Prompt
Copy out the rows word for word, beginning with the first row and ending with the line containing "Bar <box>110 170 134 415</box>", including that line.

Material for this exercise
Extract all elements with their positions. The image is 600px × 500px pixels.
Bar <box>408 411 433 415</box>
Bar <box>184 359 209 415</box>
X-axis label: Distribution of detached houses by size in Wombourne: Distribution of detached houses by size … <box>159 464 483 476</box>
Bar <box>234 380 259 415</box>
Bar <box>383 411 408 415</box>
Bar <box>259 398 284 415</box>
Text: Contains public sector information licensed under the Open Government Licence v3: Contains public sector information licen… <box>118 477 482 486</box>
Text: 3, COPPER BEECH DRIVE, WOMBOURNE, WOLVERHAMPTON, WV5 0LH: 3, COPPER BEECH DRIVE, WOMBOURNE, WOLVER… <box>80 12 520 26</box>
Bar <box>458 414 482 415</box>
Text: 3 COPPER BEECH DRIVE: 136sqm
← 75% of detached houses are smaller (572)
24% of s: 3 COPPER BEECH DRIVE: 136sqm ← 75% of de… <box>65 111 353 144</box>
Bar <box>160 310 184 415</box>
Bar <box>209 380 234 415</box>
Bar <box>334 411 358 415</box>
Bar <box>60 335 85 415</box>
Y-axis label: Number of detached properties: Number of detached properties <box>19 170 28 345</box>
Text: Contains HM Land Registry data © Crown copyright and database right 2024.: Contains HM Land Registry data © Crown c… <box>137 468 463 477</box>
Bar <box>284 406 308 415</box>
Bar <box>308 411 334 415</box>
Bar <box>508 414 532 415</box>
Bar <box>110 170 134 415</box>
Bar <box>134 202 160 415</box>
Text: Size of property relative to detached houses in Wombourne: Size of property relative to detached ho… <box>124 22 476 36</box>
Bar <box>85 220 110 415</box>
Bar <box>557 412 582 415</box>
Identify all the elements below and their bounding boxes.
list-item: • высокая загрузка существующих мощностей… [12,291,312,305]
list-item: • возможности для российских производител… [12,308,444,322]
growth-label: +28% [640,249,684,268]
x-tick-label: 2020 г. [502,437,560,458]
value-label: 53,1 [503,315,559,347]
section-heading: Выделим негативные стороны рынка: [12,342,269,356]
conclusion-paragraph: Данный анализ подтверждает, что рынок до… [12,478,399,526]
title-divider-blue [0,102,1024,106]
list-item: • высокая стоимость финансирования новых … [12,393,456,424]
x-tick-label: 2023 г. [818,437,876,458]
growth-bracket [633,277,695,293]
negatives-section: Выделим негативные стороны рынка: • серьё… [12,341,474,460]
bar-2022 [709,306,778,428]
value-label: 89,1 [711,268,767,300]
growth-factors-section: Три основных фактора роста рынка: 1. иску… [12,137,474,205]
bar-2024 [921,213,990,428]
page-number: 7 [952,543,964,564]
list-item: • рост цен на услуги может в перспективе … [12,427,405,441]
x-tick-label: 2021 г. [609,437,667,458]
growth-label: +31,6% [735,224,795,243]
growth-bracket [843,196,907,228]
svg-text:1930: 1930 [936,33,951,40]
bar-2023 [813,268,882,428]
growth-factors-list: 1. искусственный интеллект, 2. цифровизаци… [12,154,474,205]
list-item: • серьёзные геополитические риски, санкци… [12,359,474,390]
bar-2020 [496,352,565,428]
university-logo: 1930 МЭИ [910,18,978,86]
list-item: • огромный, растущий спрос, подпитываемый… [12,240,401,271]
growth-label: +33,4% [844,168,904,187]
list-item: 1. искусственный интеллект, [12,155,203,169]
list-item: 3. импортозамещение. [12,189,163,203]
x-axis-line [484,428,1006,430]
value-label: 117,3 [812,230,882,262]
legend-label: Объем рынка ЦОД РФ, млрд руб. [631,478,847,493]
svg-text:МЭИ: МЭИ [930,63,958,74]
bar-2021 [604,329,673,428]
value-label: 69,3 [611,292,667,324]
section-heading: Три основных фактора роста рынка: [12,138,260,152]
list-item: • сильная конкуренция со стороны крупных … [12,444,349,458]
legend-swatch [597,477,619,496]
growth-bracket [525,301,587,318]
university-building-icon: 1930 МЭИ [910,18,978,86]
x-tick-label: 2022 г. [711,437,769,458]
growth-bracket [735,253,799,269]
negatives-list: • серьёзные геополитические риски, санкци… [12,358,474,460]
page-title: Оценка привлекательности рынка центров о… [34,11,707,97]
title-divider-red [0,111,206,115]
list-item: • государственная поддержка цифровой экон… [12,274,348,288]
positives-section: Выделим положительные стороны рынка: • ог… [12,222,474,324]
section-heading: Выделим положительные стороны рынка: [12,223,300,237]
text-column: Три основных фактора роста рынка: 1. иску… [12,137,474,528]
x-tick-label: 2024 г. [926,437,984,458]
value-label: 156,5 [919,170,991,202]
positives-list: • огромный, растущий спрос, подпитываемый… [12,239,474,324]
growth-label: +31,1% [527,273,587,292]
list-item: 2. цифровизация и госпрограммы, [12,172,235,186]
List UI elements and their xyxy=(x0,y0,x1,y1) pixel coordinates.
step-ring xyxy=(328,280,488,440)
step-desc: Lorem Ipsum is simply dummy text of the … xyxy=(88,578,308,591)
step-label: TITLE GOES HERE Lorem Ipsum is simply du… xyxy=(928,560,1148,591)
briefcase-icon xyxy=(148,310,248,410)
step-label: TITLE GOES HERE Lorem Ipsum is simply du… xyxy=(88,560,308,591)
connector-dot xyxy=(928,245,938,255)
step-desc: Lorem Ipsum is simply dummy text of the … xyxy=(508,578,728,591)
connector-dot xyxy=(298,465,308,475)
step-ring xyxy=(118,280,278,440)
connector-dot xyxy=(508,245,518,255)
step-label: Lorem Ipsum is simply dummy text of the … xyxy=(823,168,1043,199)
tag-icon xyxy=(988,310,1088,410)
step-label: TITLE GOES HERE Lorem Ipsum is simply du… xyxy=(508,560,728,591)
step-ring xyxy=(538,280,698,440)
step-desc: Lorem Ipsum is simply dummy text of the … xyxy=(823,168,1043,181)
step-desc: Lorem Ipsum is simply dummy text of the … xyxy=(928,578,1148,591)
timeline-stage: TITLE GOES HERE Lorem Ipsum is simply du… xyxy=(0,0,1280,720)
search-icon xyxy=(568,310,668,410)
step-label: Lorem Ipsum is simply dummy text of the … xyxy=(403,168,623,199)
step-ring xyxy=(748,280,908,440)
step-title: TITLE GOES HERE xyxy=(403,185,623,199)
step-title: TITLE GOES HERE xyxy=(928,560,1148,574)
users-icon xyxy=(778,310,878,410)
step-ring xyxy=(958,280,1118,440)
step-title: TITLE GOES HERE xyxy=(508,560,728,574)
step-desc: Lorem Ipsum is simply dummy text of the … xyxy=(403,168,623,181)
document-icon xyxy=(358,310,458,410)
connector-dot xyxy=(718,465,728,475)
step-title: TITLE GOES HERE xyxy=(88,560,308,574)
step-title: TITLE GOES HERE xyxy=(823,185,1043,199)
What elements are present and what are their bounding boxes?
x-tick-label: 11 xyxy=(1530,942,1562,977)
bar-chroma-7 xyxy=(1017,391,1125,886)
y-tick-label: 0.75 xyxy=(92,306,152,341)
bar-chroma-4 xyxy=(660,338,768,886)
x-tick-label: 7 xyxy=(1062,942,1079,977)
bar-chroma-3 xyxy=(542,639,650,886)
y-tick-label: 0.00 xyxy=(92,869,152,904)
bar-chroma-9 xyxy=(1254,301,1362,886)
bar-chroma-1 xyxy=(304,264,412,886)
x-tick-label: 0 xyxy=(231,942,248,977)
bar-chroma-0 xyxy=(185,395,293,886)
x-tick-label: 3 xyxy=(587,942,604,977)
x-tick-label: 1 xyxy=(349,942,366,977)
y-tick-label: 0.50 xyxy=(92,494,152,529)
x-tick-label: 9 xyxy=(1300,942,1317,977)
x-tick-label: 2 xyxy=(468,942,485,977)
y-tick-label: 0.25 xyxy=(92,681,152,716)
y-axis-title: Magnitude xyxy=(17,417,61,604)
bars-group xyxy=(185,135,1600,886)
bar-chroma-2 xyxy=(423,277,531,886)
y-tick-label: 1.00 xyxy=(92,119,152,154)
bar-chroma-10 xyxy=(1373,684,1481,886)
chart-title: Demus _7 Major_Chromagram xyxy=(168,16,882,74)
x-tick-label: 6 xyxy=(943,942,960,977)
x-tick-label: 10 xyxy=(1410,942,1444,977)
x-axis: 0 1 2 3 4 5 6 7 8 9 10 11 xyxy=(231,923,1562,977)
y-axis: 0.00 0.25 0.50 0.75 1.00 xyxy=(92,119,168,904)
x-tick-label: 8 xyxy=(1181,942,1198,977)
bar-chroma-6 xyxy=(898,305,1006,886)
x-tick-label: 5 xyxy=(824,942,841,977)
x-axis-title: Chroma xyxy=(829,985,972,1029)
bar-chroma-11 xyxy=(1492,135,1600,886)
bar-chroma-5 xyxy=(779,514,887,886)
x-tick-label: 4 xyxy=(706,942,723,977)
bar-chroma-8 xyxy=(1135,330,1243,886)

Result below
Extract all elements with their positions. The image is 600px × 500px pixels.
Bar <box>408 411 433 415</box>
Bar <box>184 359 209 415</box>
X-axis label: Distribution of detached houses by size in Wombourne: Distribution of detached houses by size … <box>159 464 483 476</box>
Bar <box>234 380 259 415</box>
Bar <box>383 411 408 415</box>
Bar <box>259 398 284 415</box>
Text: Contains public sector information licensed under the Open Government Licence v3: Contains public sector information licen… <box>118 477 482 486</box>
Text: 3, COPPER BEECH DRIVE, WOMBOURNE, WOLVERHAMPTON, WV5 0LH: 3, COPPER BEECH DRIVE, WOMBOURNE, WOLVER… <box>80 12 520 26</box>
Bar <box>458 414 482 415</box>
Text: 3 COPPER BEECH DRIVE: 136sqm
← 75% of detached houses are smaller (572)
24% of s: 3 COPPER BEECH DRIVE: 136sqm ← 75% of de… <box>65 111 353 144</box>
Bar <box>160 310 184 415</box>
Bar <box>209 380 234 415</box>
Bar <box>334 411 358 415</box>
Bar <box>60 335 85 415</box>
Y-axis label: Number of detached properties: Number of detached properties <box>19 170 28 345</box>
Text: Contains HM Land Registry data © Crown copyright and database right 2024.: Contains HM Land Registry data © Crown c… <box>137 468 463 477</box>
Bar <box>284 406 308 415</box>
Bar <box>308 411 334 415</box>
Bar <box>508 414 532 415</box>
Bar <box>110 170 134 415</box>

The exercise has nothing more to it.